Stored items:
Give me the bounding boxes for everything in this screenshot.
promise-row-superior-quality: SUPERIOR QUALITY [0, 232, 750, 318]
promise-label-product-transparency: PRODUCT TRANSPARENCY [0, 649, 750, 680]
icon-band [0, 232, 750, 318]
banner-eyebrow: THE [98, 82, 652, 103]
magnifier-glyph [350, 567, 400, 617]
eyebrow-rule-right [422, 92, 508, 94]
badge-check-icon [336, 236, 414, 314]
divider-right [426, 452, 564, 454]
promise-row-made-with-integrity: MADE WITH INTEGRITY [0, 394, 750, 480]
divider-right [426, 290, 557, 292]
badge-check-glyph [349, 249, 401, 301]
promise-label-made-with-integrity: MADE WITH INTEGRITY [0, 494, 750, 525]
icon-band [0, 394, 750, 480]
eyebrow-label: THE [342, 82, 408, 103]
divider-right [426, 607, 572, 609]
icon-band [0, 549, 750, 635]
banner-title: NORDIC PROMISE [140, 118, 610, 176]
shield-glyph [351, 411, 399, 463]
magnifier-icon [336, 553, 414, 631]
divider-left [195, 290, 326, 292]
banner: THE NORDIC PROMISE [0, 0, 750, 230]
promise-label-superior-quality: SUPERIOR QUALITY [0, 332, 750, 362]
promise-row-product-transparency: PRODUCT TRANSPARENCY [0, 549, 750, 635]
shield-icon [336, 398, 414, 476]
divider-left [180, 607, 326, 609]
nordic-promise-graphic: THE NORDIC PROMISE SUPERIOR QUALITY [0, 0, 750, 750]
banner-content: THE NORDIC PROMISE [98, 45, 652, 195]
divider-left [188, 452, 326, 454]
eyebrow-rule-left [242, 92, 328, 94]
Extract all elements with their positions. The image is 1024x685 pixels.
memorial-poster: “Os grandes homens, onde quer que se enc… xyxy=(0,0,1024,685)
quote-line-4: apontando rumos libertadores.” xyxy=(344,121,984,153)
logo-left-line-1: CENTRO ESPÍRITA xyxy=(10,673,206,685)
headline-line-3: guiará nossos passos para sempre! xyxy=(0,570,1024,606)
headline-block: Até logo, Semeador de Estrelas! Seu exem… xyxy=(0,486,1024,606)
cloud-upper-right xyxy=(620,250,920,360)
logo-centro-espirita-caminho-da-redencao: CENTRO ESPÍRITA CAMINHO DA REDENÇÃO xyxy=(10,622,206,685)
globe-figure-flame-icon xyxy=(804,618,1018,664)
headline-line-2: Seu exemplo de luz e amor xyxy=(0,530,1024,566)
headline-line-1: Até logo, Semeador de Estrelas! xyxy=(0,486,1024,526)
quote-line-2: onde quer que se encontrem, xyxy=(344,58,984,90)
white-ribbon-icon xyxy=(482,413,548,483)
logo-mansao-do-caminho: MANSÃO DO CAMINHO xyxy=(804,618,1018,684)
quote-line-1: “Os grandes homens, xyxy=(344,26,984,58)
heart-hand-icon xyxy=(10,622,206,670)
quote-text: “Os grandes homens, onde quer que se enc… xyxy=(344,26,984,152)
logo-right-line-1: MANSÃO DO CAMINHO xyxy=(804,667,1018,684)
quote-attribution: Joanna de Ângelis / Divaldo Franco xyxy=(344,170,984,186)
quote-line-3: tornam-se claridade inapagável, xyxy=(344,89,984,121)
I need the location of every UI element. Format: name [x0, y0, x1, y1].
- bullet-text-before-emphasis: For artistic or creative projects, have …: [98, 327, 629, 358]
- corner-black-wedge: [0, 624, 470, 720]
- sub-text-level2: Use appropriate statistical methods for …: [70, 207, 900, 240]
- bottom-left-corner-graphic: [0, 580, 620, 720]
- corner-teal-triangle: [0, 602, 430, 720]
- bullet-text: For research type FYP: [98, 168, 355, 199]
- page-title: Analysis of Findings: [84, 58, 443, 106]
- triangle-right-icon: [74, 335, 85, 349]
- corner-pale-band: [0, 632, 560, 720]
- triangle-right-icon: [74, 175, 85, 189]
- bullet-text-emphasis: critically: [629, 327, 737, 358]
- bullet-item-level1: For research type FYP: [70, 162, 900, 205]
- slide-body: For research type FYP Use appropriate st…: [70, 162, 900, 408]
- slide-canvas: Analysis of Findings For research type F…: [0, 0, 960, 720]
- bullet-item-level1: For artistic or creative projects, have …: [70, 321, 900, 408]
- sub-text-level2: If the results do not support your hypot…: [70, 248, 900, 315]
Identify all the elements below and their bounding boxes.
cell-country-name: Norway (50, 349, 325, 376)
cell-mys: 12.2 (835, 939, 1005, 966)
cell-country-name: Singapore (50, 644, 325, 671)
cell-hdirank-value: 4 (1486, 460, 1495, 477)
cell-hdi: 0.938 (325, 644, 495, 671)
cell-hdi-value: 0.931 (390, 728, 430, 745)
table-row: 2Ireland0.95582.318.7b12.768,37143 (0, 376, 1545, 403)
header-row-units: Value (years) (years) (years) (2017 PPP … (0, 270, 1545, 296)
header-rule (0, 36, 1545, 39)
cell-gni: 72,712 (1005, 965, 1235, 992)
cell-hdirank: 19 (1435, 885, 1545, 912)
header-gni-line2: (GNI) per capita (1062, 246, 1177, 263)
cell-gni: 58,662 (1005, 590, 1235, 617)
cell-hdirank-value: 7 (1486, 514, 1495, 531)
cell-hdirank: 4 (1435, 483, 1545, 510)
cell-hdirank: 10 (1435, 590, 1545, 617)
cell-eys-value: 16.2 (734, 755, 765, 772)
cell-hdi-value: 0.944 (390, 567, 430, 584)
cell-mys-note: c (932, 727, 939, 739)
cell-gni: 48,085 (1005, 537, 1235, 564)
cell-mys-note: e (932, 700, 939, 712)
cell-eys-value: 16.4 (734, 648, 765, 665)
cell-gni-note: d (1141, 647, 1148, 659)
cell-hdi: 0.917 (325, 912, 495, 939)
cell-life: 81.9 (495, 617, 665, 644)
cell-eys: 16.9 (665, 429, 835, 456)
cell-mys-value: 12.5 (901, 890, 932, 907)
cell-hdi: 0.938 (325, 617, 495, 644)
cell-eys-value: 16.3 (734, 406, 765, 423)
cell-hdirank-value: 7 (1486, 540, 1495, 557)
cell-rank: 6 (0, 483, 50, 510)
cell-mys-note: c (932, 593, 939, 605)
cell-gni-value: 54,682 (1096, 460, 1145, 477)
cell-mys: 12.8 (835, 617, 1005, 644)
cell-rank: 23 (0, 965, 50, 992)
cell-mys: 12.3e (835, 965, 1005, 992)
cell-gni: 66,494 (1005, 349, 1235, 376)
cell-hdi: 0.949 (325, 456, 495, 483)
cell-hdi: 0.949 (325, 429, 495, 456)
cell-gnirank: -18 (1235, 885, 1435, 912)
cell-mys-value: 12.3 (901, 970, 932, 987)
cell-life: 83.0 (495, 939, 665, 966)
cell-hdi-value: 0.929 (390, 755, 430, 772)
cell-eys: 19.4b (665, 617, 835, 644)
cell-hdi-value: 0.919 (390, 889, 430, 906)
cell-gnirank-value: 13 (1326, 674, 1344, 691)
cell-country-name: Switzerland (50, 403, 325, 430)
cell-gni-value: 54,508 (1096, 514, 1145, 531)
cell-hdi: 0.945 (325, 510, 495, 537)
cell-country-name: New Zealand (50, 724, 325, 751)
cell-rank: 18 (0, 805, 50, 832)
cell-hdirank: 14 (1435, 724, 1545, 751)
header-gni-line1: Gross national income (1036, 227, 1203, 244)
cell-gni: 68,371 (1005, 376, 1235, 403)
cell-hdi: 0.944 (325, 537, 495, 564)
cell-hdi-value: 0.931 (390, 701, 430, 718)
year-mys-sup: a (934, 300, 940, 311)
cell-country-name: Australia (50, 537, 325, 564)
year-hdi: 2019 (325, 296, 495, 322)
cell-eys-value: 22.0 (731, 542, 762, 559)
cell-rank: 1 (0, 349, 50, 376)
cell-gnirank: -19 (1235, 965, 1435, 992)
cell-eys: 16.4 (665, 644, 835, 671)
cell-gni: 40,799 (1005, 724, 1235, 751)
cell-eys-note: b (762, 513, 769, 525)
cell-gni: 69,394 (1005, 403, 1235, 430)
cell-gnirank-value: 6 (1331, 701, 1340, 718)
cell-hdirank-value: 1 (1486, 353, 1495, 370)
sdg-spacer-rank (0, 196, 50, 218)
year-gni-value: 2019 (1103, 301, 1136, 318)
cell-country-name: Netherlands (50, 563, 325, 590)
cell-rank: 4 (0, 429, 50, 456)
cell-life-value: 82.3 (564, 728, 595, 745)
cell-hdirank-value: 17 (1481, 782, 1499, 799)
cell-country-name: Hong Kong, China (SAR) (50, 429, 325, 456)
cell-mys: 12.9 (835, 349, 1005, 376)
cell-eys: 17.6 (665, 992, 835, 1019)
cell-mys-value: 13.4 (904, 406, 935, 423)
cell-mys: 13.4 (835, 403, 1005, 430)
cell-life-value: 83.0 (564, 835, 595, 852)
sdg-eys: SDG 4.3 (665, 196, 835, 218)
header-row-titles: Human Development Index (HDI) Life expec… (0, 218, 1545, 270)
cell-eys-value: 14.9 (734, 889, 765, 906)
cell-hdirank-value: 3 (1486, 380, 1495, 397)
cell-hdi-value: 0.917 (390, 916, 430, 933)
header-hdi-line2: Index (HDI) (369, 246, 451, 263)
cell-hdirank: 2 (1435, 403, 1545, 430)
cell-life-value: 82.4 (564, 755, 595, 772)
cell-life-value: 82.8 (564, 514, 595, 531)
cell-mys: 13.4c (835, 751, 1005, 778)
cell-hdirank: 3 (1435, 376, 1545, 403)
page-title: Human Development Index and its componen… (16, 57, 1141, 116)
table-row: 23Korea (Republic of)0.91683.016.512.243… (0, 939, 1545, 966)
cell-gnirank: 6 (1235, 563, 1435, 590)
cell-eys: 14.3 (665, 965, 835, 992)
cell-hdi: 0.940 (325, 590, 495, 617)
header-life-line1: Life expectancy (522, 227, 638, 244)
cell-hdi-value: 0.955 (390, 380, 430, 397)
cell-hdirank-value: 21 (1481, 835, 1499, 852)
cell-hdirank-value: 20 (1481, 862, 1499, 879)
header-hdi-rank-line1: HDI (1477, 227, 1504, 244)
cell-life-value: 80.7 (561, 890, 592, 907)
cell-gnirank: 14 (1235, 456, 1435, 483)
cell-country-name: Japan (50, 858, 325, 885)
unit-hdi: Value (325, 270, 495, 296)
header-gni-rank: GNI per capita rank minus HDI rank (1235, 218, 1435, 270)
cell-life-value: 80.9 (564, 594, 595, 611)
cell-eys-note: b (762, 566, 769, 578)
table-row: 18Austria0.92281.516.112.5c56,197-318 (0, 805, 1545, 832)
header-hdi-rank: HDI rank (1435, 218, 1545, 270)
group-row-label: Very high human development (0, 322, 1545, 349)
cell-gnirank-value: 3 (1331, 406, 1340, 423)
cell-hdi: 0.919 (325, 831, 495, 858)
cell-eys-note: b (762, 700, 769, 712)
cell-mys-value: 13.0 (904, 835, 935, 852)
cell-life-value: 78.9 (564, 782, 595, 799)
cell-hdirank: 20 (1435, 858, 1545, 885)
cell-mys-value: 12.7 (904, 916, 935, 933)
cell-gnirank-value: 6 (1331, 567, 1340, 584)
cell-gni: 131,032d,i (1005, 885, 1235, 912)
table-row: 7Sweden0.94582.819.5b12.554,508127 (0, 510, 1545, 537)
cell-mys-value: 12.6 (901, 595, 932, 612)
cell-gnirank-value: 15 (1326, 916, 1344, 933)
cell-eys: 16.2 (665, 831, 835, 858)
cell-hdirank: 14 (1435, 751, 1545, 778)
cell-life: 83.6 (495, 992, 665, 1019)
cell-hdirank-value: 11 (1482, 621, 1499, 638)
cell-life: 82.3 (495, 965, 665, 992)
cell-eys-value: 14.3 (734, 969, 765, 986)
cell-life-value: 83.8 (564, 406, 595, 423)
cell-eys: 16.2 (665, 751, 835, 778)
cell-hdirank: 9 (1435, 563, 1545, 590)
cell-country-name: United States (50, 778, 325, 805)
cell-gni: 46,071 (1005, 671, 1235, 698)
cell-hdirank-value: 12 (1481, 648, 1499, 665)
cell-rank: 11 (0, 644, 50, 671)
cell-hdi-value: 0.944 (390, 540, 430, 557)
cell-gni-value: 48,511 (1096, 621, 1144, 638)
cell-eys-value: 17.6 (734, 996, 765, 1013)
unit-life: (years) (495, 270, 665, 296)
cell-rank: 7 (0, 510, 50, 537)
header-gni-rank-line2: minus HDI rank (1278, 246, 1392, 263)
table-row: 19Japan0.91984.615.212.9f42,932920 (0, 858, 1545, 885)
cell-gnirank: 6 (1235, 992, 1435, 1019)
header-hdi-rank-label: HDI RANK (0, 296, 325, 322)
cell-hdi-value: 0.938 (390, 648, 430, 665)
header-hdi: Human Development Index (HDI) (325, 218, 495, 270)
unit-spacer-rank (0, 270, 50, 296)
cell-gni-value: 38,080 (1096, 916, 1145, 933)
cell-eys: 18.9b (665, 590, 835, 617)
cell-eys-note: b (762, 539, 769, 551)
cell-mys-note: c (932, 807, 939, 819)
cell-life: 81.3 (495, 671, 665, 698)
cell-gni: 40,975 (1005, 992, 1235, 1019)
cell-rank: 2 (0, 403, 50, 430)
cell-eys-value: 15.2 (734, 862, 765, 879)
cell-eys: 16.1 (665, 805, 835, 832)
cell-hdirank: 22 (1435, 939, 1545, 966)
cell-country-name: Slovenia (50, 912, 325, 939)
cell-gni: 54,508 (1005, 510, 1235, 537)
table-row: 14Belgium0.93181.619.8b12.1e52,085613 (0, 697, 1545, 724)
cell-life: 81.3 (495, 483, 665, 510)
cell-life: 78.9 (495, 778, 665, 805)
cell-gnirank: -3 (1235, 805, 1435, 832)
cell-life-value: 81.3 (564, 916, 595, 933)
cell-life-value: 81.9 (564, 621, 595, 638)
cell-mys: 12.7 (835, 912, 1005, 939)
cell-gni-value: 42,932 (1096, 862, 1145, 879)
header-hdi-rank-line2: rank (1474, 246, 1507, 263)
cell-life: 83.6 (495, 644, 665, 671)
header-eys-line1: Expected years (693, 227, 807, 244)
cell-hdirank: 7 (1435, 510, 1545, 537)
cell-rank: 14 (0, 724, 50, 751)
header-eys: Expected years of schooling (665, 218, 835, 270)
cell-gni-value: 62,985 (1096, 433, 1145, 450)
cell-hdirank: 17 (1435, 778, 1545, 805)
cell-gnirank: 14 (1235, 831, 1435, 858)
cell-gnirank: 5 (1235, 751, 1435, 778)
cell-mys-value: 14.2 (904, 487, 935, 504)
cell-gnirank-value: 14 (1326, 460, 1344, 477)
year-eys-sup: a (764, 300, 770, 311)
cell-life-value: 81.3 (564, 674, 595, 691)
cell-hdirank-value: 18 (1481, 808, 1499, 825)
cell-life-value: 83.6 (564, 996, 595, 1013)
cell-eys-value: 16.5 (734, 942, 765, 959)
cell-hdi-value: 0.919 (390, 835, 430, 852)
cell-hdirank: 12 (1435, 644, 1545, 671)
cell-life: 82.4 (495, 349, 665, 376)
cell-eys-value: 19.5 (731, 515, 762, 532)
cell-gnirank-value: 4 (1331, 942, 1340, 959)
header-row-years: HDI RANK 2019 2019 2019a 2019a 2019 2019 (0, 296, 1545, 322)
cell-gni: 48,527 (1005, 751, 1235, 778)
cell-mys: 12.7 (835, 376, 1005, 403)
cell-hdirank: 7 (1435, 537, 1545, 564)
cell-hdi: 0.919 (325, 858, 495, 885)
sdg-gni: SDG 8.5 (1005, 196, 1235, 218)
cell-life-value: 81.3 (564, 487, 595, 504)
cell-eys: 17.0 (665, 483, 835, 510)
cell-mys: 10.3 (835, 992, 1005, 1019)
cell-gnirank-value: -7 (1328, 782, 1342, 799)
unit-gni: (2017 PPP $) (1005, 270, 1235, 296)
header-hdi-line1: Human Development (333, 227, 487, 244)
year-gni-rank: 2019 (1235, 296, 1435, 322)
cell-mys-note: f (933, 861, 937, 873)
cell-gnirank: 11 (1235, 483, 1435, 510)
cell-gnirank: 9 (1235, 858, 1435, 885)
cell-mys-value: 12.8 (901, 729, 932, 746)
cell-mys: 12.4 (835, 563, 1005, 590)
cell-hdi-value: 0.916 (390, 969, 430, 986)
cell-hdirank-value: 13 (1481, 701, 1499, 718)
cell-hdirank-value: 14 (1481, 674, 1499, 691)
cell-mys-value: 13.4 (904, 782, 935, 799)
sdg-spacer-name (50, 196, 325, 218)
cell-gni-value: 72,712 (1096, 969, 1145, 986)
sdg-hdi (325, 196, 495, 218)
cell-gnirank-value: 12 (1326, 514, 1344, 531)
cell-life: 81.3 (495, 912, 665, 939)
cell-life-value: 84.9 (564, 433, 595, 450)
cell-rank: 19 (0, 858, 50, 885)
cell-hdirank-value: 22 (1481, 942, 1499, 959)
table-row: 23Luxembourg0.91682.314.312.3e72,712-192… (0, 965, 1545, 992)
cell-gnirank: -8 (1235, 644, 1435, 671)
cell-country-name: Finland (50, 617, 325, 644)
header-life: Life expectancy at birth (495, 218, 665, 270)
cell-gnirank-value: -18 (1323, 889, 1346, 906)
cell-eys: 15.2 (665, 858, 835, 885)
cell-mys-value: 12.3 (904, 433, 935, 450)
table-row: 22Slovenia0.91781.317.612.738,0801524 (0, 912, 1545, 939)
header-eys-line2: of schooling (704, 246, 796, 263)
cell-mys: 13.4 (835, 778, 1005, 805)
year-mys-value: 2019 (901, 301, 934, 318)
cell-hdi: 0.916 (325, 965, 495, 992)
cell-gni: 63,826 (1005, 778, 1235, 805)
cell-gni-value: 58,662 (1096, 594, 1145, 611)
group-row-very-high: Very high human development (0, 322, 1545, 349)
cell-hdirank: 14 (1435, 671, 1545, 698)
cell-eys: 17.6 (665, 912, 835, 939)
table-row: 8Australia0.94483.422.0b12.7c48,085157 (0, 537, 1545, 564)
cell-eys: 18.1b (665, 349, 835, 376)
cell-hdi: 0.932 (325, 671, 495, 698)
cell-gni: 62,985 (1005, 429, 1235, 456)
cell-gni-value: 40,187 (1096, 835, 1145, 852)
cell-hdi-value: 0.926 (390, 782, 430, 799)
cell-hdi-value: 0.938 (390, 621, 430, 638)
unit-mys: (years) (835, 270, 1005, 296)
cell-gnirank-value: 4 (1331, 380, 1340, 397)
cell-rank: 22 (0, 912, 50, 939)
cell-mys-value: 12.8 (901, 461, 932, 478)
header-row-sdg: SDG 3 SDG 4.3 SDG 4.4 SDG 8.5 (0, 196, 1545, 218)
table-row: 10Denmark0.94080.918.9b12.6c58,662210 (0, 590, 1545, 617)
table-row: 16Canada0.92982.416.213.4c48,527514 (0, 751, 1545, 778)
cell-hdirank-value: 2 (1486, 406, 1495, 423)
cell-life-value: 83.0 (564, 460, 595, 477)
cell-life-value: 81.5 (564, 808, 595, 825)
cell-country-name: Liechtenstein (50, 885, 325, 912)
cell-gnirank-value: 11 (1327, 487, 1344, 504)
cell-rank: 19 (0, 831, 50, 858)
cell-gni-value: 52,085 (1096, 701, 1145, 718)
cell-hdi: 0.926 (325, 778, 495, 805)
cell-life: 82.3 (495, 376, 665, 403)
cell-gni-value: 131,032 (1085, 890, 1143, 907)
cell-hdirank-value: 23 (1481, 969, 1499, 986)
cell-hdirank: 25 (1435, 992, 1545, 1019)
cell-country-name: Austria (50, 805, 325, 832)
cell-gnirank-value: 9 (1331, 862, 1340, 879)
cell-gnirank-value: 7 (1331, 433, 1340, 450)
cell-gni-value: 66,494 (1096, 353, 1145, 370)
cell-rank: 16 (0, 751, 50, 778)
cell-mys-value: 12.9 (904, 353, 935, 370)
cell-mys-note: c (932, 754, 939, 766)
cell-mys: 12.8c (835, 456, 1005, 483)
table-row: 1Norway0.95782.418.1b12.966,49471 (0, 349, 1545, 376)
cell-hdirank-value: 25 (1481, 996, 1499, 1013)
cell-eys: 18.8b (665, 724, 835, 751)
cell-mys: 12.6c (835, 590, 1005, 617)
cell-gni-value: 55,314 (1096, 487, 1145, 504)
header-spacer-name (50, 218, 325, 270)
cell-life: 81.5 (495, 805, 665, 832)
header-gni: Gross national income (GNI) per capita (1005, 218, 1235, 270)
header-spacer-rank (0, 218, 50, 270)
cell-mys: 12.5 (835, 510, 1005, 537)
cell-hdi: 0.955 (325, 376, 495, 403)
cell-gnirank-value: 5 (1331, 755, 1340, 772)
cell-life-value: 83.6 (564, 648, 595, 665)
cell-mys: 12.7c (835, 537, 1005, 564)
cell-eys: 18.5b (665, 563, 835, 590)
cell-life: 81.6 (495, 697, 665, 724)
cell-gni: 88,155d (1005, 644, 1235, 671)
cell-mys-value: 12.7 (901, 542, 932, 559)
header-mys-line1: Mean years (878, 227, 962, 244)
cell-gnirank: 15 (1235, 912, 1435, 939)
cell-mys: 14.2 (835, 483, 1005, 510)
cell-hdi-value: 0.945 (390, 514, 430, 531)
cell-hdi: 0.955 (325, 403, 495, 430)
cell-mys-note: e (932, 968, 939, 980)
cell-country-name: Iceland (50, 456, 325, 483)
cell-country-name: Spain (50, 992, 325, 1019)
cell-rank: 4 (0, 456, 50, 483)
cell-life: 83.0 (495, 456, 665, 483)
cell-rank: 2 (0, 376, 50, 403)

• _Work required_: Copy the records word for word, from the very first line through the line that contains "eyebrow-rule-right [422, 92, 508, 94]", including both of those lines.

• _The reply_:
Give me the bounding boxes for everything in this screenshot.
promise-row-superior-quality: SUPERIOR QUALITY [0, 232, 750, 318]
promise-label-product-transparency: PRODUCT TRANSPARENCY [0, 649, 750, 680]
icon-band [0, 232, 750, 318]
banner-eyebrow: THE [98, 82, 652, 103]
magnifier-glyph [350, 567, 400, 617]
eyebrow-rule-right [422, 92, 508, 94]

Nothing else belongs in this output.